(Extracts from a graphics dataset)
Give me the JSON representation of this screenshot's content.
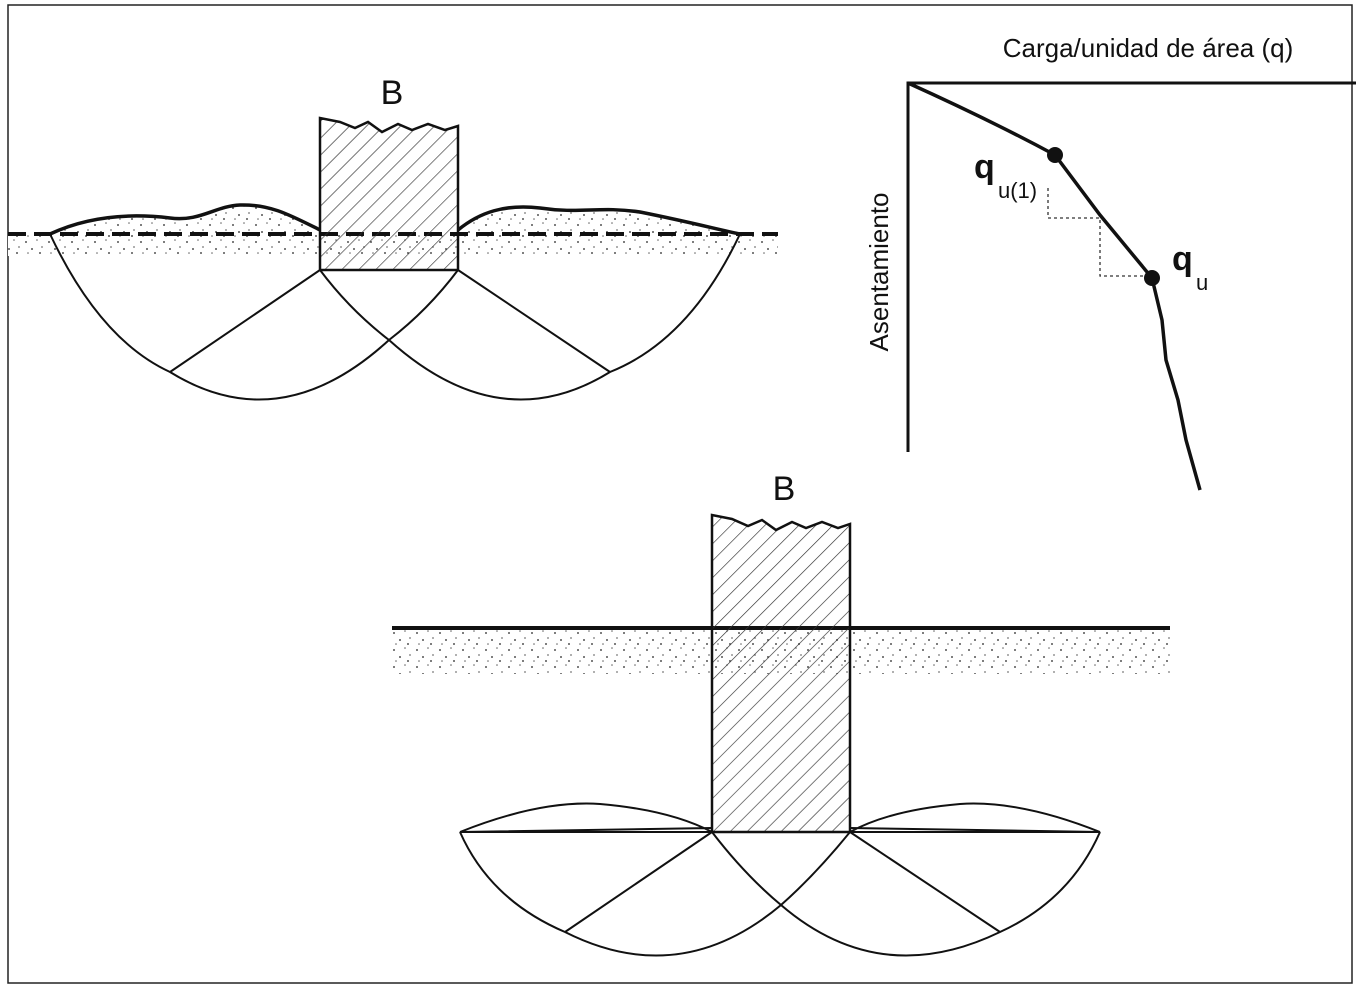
{
  "footings": [
    {
      "label": "B"
    },
    {
      "label": "B"
    }
  ],
  "graph": {
    "x_axis_label": "Carga/unidad de área (q)",
    "y_axis_label": "Asentamiento",
    "points": [
      {
        "symbol": "q",
        "subscript": "u(1)"
      },
      {
        "symbol": "q",
        "subscript": "u"
      }
    ]
  }
}
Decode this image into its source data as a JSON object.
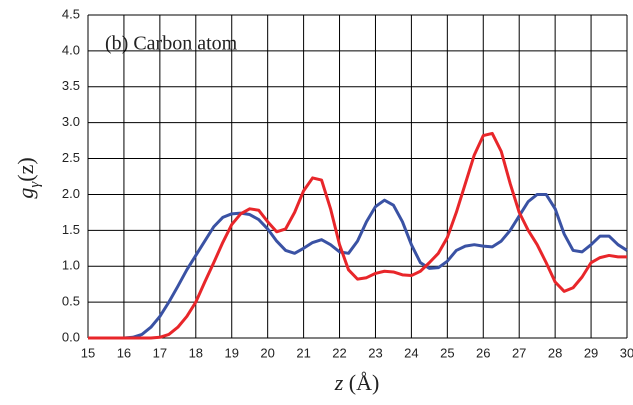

- [Goal of the exercise]: Transcribe the whole listing exactly. Pictures stay out of your copy.

- [Correct result]:
Give me the JSON representation of this screenshot's content.
{
  "footings": [
    {
      "label": "B"
    },
    {
      "label": "B"
    }
  ],
  "graph": {
    "x_axis_label": "Carga/unidad de área (q)",
    "y_axis_label": "Asentamiento",
    "points": [
      {
        "symbol": "q",
        "subscript": "u(1)"
      },
      {
        "symbol": "q",
        "subscript": "u"
      }
    ]
  }
}
Decode this image into its source data as a JSON object.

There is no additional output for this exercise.